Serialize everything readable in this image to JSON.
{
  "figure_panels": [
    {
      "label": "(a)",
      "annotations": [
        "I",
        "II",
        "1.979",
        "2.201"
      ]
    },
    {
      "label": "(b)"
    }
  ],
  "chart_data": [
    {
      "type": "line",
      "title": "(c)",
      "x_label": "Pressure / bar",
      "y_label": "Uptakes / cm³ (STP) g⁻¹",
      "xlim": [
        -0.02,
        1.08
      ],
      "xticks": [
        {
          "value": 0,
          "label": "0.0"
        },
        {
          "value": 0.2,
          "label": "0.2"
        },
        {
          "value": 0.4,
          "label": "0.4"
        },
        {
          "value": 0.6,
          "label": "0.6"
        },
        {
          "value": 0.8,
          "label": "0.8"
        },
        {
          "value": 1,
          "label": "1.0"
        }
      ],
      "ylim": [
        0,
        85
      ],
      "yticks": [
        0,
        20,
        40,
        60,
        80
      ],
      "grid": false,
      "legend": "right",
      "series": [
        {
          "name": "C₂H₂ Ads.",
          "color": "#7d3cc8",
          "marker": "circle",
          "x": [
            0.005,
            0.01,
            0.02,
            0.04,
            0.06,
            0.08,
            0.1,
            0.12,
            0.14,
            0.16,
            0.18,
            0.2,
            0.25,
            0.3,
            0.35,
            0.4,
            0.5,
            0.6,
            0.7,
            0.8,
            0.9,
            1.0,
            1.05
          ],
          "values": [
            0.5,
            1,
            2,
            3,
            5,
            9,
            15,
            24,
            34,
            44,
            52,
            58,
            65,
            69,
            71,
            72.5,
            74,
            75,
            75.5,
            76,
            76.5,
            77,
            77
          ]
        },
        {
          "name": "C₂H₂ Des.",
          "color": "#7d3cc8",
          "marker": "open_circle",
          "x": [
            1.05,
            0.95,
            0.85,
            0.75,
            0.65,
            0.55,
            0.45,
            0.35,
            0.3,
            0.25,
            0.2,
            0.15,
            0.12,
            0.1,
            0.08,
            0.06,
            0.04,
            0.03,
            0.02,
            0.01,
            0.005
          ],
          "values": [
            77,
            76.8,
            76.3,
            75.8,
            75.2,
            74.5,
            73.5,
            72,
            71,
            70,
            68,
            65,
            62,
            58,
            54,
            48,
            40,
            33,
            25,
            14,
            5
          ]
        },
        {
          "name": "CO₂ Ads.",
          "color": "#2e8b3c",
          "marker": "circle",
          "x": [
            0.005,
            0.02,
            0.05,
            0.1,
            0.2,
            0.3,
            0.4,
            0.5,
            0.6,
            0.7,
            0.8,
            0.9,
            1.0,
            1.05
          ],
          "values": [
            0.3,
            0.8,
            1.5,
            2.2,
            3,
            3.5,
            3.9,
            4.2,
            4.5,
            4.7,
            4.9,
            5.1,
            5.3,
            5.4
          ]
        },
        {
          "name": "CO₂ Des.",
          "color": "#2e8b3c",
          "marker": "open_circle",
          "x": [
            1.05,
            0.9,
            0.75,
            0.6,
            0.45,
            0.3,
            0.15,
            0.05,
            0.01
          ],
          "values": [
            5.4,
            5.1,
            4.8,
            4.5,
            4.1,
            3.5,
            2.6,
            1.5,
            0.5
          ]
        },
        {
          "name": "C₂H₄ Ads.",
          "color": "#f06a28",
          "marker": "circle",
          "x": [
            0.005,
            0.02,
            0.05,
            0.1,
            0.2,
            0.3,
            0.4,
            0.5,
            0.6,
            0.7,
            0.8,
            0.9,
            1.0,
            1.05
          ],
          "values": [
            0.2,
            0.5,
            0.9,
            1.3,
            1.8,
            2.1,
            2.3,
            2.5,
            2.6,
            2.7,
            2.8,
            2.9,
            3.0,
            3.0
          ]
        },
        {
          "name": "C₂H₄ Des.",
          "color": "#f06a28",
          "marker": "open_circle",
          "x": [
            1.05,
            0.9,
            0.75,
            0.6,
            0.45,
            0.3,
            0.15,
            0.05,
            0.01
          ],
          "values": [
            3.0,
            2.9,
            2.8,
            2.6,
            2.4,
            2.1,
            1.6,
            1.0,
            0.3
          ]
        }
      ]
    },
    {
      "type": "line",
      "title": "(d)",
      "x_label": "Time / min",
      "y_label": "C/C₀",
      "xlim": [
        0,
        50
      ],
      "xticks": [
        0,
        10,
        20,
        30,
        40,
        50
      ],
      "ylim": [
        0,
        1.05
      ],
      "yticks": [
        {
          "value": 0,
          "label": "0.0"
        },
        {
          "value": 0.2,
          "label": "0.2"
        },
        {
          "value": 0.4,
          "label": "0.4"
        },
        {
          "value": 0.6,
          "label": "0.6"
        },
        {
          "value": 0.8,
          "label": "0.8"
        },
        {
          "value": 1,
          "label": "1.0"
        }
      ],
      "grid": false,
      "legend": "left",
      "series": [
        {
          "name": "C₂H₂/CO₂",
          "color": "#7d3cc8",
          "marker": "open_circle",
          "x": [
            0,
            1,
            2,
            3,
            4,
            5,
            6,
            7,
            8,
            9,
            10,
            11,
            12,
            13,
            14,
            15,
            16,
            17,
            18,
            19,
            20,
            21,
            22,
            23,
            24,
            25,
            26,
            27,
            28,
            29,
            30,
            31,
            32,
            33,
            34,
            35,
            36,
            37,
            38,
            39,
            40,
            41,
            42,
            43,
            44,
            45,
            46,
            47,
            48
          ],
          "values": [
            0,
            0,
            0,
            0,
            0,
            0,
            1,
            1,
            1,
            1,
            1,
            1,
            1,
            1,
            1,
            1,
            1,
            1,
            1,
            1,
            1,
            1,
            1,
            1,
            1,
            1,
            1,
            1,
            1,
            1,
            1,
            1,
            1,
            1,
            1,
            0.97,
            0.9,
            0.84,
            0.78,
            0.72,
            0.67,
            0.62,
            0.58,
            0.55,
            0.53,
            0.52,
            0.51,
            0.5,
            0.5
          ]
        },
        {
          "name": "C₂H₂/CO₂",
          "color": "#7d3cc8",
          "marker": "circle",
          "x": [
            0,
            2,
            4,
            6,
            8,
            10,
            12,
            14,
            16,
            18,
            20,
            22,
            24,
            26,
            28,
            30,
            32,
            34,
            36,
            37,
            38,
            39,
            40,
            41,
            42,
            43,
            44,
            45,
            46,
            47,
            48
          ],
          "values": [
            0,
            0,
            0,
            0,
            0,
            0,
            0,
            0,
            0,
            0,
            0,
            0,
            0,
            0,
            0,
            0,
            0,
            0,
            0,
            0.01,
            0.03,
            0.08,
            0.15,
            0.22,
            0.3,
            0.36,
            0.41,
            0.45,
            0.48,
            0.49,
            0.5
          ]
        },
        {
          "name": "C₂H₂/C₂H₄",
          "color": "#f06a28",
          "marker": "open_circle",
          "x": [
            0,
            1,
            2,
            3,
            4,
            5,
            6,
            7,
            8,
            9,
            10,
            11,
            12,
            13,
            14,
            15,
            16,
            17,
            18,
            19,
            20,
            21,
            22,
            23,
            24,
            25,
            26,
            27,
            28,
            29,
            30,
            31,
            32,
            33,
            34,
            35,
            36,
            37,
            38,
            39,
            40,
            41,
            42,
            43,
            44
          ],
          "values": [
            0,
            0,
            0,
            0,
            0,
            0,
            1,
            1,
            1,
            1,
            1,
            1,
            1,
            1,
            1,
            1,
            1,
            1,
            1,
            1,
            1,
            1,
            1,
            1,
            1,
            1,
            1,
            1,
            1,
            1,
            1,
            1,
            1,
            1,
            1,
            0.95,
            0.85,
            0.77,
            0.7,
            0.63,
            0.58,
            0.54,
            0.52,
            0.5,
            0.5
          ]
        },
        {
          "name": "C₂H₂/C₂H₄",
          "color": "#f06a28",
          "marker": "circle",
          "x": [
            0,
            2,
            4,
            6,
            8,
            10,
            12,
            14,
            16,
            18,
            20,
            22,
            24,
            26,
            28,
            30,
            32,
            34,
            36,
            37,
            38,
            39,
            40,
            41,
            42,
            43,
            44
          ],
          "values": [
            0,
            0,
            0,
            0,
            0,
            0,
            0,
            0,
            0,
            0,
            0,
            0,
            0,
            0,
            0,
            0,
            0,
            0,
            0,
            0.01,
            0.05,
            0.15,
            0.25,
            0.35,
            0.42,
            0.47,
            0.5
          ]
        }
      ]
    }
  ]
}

**Your goal**
What is the number of lines above that contain the string "name"? Answer with the number alone.

**Exercise answer**
10